WORK TO COMPLETE: From the entries, filter out every line that lacks "this" and copy the rest.

Figure content listings:
=======

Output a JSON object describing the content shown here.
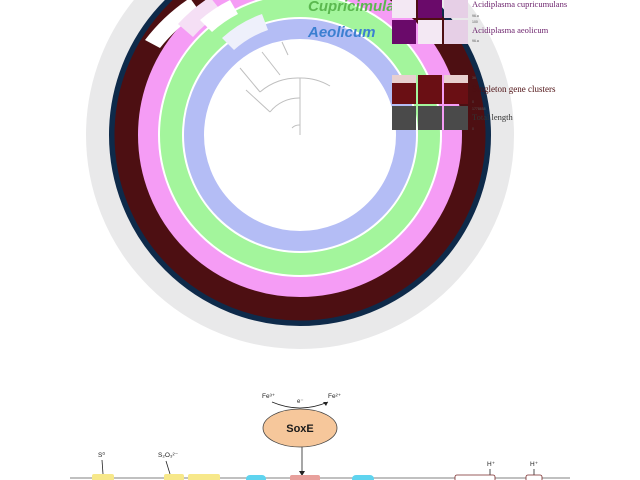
{
  "pangenome": {
    "labels": {
      "cupricimulans": "Cupricimulans",
      "aeolicum": "Aeolicum"
    },
    "legend": {
      "row_cupricimulans": "Acidiplasma cupricumulans",
      "row_aeolicum": "Acidiplasma aeolicum",
      "singleton": "Singleton gene clusters",
      "total_length": "Total length",
      "tick_96a": "96.a",
      "tick_100": "100",
      "tick_96b": "96.a",
      "tick_36": "36",
      "tick_0a": "0",
      "tick_len": "1778858",
      "tick_0b": "0"
    },
    "colors": {
      "dark_red": "#4d0f12",
      "pink": "#f59cf5",
      "green": "#a3f59c",
      "lavender": "#b4bdf5",
      "navy": "#0e2a4a",
      "grey_band": "#e9e9ea",
      "label_green": "#5bb84f",
      "label_blue": "#3b7fd1",
      "legend_text": "#6a1f6a"
    }
  },
  "pathway": {
    "enzyme": "SoxE",
    "electron": "e⁻",
    "fe_in": "Fe³⁺",
    "fe_out": "Fe²⁺",
    "sulfur": "S⁰",
    "thiosulfate": "S₂O₃²⁻",
    "proton_1": "H⁺",
    "proton_2": "H⁺",
    "colors": {
      "enzyme_fill": "#f6c79b",
      "membrane_box": "#f7e88a",
      "cyan_box": "#5fd4ef",
      "red_box": "#e8a09c"
    }
  }
}
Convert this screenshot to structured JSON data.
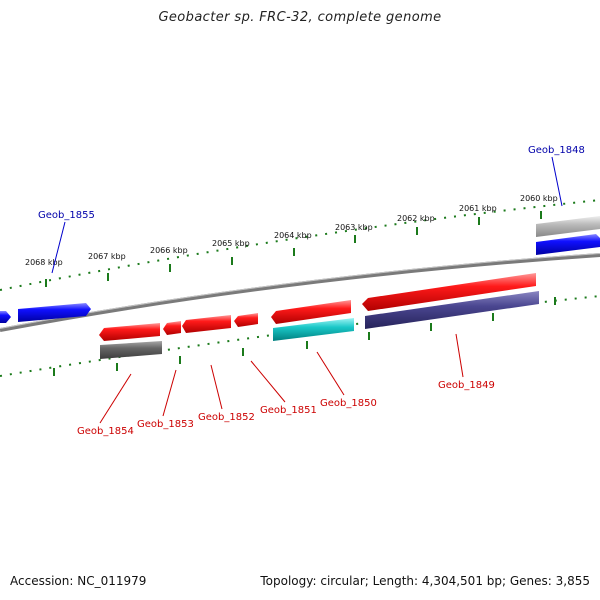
{
  "title": "Geobacter sp. FRC-32, complete genome",
  "footer": {
    "accession": "Accession: NC_011979",
    "stats": "Topology: circular; Length: 4,304,501 bp; Genes: 3,855"
  },
  "colors": {
    "backbone": "#8a8a8a",
    "forward_gene": "#0000ee",
    "reverse_gene": "#ee0000",
    "forward_label": "#0000aa",
    "reverse_label": "#cc0000",
    "tick": "#006600",
    "feature_gray": "#555555",
    "feature_cyan": "#00bbbb",
    "feature_purple": "#3d3a7a",
    "feature_light_gray": "#aaaaaa"
  },
  "ticks": [
    "2060 kbp",
    "2061 kbp",
    "2062 kbp",
    "2063 kbp",
    "2064 kbp",
    "2065 kbp",
    "2066 kbp",
    "2067 kbp",
    "2068 kbp"
  ],
  "genes": [
    {
      "name": "Geob_1848",
      "strand": "forward"
    },
    {
      "name": "Geob_1849",
      "strand": "reverse"
    },
    {
      "name": "Geob_1850",
      "strand": "reverse"
    },
    {
      "name": "Geob_1851",
      "strand": "reverse"
    },
    {
      "name": "Geob_1852",
      "strand": "reverse"
    },
    {
      "name": "Geob_1853",
      "strand": "reverse"
    },
    {
      "name": "Geob_1854",
      "strand": "reverse"
    },
    {
      "name": "Geob_1855",
      "strand": "forward"
    }
  ]
}
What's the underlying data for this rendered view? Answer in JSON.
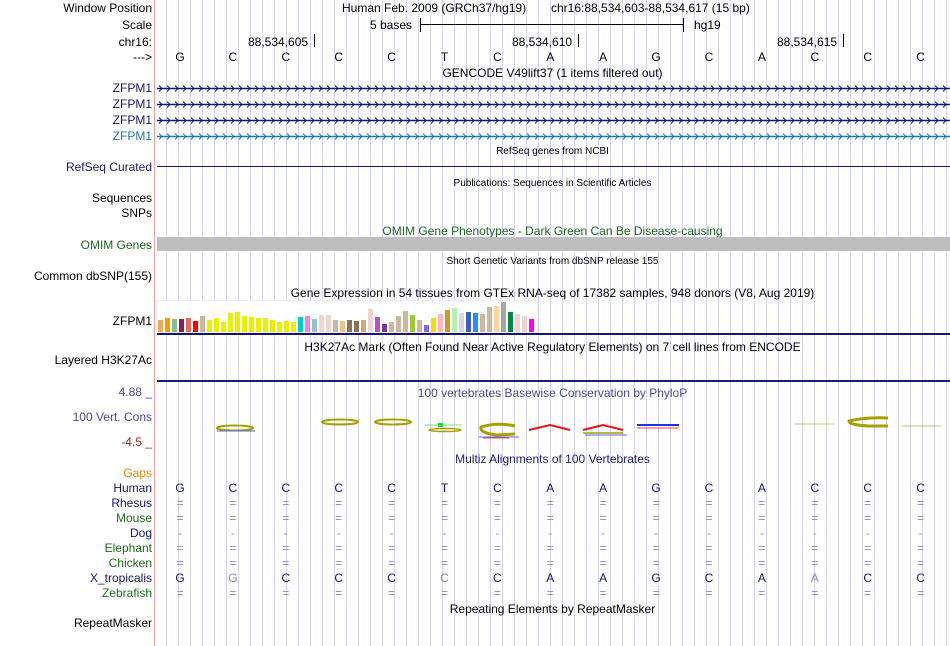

=======

TASK SOLUTION:
Convert this screenshot to structured JSON data.
What's the underlying data for this rendered view? Answer in JSON.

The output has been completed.